• **JOB**: Find every line containing the word "JSON" in the records below; report only how many there are.

## begin

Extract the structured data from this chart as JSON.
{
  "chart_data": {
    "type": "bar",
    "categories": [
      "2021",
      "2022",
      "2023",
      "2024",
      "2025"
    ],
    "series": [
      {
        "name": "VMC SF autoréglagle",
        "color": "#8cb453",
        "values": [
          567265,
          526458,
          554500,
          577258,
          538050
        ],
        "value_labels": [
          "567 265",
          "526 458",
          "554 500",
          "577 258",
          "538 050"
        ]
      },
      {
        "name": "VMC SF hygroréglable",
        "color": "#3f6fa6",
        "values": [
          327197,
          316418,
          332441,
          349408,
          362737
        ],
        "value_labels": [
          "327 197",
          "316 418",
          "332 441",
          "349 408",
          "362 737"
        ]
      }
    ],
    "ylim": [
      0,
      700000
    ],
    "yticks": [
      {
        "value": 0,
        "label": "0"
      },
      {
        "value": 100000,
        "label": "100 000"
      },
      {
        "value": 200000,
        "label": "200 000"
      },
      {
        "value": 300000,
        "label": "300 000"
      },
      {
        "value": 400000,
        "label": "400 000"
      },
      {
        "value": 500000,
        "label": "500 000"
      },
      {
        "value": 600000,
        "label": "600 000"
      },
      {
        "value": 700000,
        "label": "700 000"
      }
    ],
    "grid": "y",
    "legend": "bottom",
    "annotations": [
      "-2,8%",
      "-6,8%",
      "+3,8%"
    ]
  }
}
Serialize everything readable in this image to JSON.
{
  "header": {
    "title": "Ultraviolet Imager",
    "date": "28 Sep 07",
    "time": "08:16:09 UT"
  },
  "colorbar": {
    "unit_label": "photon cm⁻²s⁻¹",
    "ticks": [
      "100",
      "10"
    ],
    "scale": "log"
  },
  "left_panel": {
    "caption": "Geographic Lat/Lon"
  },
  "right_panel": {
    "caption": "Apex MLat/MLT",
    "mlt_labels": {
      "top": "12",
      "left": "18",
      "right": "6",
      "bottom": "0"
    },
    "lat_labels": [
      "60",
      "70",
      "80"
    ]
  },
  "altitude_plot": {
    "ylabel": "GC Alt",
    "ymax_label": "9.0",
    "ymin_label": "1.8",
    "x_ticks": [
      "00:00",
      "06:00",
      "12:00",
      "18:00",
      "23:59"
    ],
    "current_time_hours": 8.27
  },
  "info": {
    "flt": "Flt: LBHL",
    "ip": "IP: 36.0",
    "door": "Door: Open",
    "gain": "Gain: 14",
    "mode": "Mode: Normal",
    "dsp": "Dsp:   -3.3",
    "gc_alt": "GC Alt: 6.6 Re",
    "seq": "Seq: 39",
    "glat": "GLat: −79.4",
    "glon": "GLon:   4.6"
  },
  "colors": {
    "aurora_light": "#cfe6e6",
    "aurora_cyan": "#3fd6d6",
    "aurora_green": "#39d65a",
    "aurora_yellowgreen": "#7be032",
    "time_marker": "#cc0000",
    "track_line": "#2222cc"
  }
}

## end

• **CORRECT RESULT**: 2